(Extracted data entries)
○ ○ ○ ○ ○ ○ ○

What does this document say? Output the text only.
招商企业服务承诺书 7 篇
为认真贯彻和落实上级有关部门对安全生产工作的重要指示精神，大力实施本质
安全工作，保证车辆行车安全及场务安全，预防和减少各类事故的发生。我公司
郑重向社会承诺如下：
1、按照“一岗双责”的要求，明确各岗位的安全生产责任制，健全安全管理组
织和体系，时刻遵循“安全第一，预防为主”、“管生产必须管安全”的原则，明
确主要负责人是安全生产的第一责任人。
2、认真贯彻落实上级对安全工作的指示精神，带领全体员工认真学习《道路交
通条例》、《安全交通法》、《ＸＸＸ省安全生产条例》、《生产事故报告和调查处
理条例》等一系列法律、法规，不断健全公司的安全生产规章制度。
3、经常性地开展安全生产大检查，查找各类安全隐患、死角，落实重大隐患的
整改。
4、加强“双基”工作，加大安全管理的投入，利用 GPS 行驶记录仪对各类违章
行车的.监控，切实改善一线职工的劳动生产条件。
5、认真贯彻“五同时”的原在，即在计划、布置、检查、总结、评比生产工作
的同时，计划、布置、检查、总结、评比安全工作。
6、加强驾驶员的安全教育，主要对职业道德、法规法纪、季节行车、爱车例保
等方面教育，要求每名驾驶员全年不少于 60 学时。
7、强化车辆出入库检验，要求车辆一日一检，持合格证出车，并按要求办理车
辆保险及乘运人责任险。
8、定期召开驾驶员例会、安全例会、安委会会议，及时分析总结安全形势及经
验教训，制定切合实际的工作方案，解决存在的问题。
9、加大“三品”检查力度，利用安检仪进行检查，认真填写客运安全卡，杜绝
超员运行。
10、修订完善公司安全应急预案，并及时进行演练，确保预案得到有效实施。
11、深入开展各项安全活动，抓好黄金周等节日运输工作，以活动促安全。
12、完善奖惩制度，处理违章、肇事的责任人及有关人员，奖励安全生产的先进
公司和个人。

○ ○ ○ ○ ○ ○ ○

Requirement: From the preceding material, extract every line exactly.

Full response:
What does this document say? Output the text only.
招商企业服务承诺书 7 篇
为认真贯彻和落实上级有关部门对安全生产工作的重要指示精神，大力实施本质
安全工作，保证车辆行车安全及场务安全，预防和减少各类事故的发生。我公司
郑重向社会承诺如下：
1、按照“一岗双责”的要求，明确各岗位的安全生产责任制，健全安全管理组
织和体系，时刻遵循“安全第一，预防为主”、“管生产必须管安全”的原则，明
确主要负责人是安全生产的第一责任人。
2、认真贯彻落实上级对安全工作的指示精神，带领全体员工认真学习《道路交
通条例》、《安全交通法》、《ＸＸＸ省安全生产条例》、《生产事故报告和调查处
理条例》等一系列法律、法规，不断健全公司的安全生产规章制度。
3、经常性地开展安全生产大检查，查找各类安全隐患、死角，落实重大隐患的
整改。
4、加强“双基”工作，加大安全管理的投入，利用 GPS 行驶记录仪对各类违章
行车的.监控，切实改善一线职工的劳动生产条件。
5、认真贯彻“五同时”的原在，即在计划、布置、检查、总结、评比生产工作
的同时，计划、布置、检查、总结、评比安全工作。
6、加强驾驶员的安全教育，主要对职业道德、法规法纪、季节行车、爱车例保
等方面教育，要求每名驾驶员全年不少于 60 学时。
7、强化车辆出入库检验，要求车辆一日一检，持合格证出车，并按要求办理车
辆保险及乘运人责任险。
8、定期召开驾驶员例会、安全例会、安委会会议，及时分析总结安全形势及经
验教训，制定切合实际的工作方案，解决存在的问题。
9、加大“三品”检查力度，利用安检仪进行检查，认真填写客运安全卡，杜绝
超员运行。
10、修订完善公司安全应急预案，并及时进行演练，确保预案得到有效实施。
11、深入开展各项安全活动，抓好黄金周等节日运输工作，以活动促安全。
12、完善奖惩制度，处理违章、肇事的责任人及有关人员，奖励安全生产的先进
公司和个人。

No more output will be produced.